[WHAT NEEDS TO BE DONE] In the records below, pick out all lines containing the word "name".
---+---
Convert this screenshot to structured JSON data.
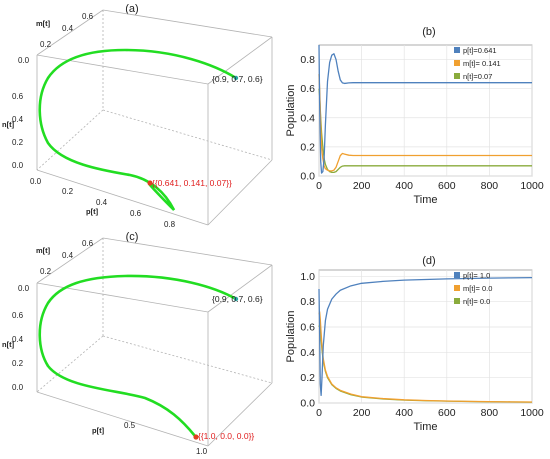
{
  "panels": {
    "a": "(a)",
    "b": "(b)",
    "c": "(c)",
    "d": "(d)"
  },
  "colors": {
    "p": "#4f81bd",
    "m": "#f0a030",
    "n": "#8aab3c",
    "trajectory": "#22dd22",
    "equilibrium": "#e04020",
    "start_point": "#2aa7a0"
  },
  "plot3d": [
    {
      "axes": {
        "m": "m[t]",
        "n": "n[t]",
        "p": "p[t]"
      },
      "m_ticks": [
        "0.0",
        "0.2",
        "0.4",
        "0.6"
      ],
      "n_ticks": [
        "0.0",
        "0.2",
        "0.4",
        "0.6"
      ],
      "p_ticks": [
        "0.0",
        "0.2",
        "0.4",
        "0.6",
        "0.8"
      ],
      "start_label": "{0.9, 0.7, 0.6}",
      "end_label": "{{0.641, 0.141, 0.07}}"
    },
    {
      "axes": {
        "m": "m[t]",
        "n": "n[t]",
        "p": "p[t]"
      },
      "m_ticks": [
        "0.0",
        "0.2",
        "0.4",
        "0.6"
      ],
      "n_ticks": [
        "0.0",
        "0.2",
        "0.4",
        "0.6"
      ],
      "p_ticks": [
        "0.5",
        "1.0"
      ],
      "start_label": "{0.9, 0.7, 0.6}",
      "end_label": "{{1.0, 0.0, 0.0}}"
    }
  ],
  "chart_data": [
    {
      "type": "line",
      "panel": "(b)",
      "xlabel": "Time",
      "ylabel": "Population",
      "xlim": [
        0,
        1000
      ],
      "ylim": [
        0,
        0.9
      ],
      "xticks": [
        0,
        200,
        400,
        600,
        800,
        1000
      ],
      "yticks": [
        0.0,
        0.2,
        0.4,
        0.6,
        0.8
      ],
      "grid": true,
      "legend_position": "top-right",
      "series": [
        {
          "name": "p[t]=0.641",
          "key": "p",
          "x": [
            0,
            3,
            8,
            12,
            18,
            24,
            30,
            40,
            50,
            60,
            70,
            80,
            90,
            100,
            110,
            120,
            140,
            160,
            200,
            400,
            600,
            800,
            1000
          ],
          "y": [
            0.9,
            0.5,
            0.1,
            0.02,
            0.03,
            0.12,
            0.35,
            0.65,
            0.78,
            0.83,
            0.84,
            0.8,
            0.72,
            0.66,
            0.64,
            0.636,
            0.64,
            0.641,
            0.641,
            0.641,
            0.641,
            0.641,
            0.641
          ]
        },
        {
          "name": "m[t]= 0.141",
          "key": "m",
          "x": [
            0,
            3,
            8,
            12,
            18,
            24,
            30,
            40,
            50,
            60,
            70,
            80,
            90,
            100,
            110,
            120,
            140,
            160,
            200,
            400,
            600,
            800,
            1000
          ],
          "y": [
            0.7,
            0.6,
            0.35,
            0.2,
            0.12,
            0.07,
            0.05,
            0.04,
            0.035,
            0.035,
            0.04,
            0.06,
            0.1,
            0.14,
            0.155,
            0.15,
            0.143,
            0.141,
            0.141,
            0.141,
            0.141,
            0.141,
            0.141
          ]
        },
        {
          "name": "n[t]=0.07",
          "key": "n",
          "x": [
            0,
            3,
            8,
            12,
            18,
            24,
            30,
            40,
            50,
            60,
            70,
            80,
            90,
            100,
            110,
            120,
            140,
            160,
            200,
            400,
            600,
            800,
            1000
          ],
          "y": [
            0.6,
            0.55,
            0.4,
            0.3,
            0.2,
            0.12,
            0.08,
            0.045,
            0.03,
            0.025,
            0.025,
            0.03,
            0.045,
            0.06,
            0.068,
            0.07,
            0.07,
            0.07,
            0.07,
            0.07,
            0.07,
            0.07,
            0.07
          ]
        }
      ]
    },
    {
      "type": "line",
      "panel": "(d)",
      "xlabel": "Time",
      "ylabel": "Population",
      "xlim": [
        0,
        1000
      ],
      "ylim": [
        0,
        1.05
      ],
      "xticks": [
        0,
        200,
        400,
        600,
        800,
        1000
      ],
      "yticks": [
        0.0,
        0.2,
        0.4,
        0.6,
        0.8,
        1.0
      ],
      "grid": true,
      "legend_position": "top-right",
      "series": [
        {
          "name": "p[t]= 1.0",
          "key": "p",
          "x": [
            0,
            3,
            6,
            10,
            14,
            20,
            30,
            40,
            60,
            80,
            100,
            150,
            200,
            300,
            400,
            500,
            600,
            700,
            800,
            900,
            1000
          ],
          "y": [
            0.9,
            0.55,
            0.15,
            0.06,
            0.2,
            0.45,
            0.65,
            0.74,
            0.82,
            0.86,
            0.89,
            0.925,
            0.945,
            0.96,
            0.97,
            0.975,
            0.98,
            0.983,
            0.986,
            0.988,
            0.99
          ]
        },
        {
          "name": "m[t]= 0.0",
          "key": "m",
          "x": [
            0,
            3,
            6,
            10,
            14,
            20,
            30,
            40,
            60,
            80,
            100,
            150,
            200,
            300,
            400,
            500,
            600,
            700,
            800,
            900,
            1000
          ],
          "y": [
            0.7,
            0.72,
            0.66,
            0.55,
            0.45,
            0.35,
            0.26,
            0.21,
            0.15,
            0.12,
            0.1,
            0.07,
            0.05,
            0.035,
            0.025,
            0.02,
            0.016,
            0.013,
            0.011,
            0.009,
            0.008
          ]
        },
        {
          "name": "n[t]= 0.0",
          "key": "n",
          "x": [
            0,
            3,
            6,
            10,
            14,
            20,
            30,
            40,
            60,
            80,
            100,
            150,
            200,
            300,
            400,
            500,
            600,
            700,
            800,
            900,
            1000
          ],
          "y": [
            0.6,
            0.62,
            0.6,
            0.5,
            0.42,
            0.33,
            0.25,
            0.2,
            0.145,
            0.115,
            0.095,
            0.065,
            0.047,
            0.032,
            0.023,
            0.018,
            0.015,
            0.012,
            0.01,
            0.008,
            0.007
          ]
        }
      ]
    }
  ]
}
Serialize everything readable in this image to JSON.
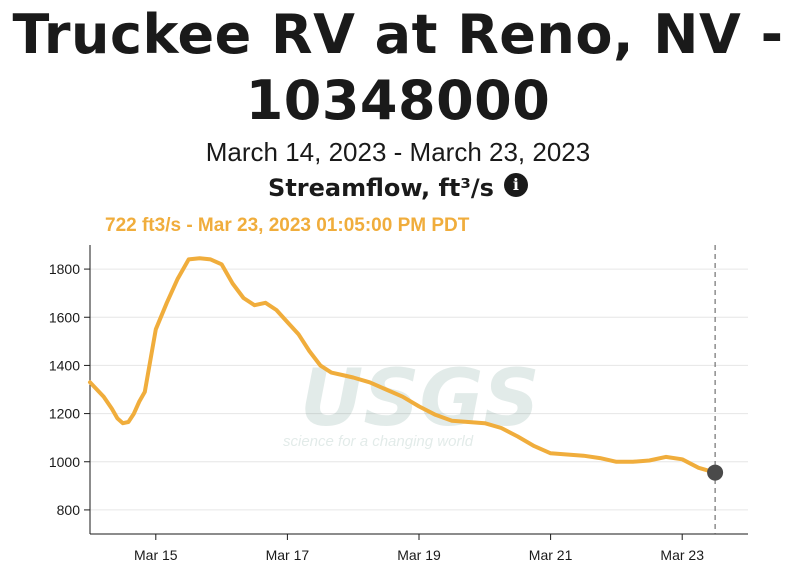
---+---
[REPLY TO THE EXERCISE]
          "name": "p[t]=0.641",
          "name": "m[t]= 0.141",
          "name": "n[t]=0.07",
          "name": "p[t]= 1.0",
          "name": "m[t]= 0.0",
          "name": "n[t]= 0.0",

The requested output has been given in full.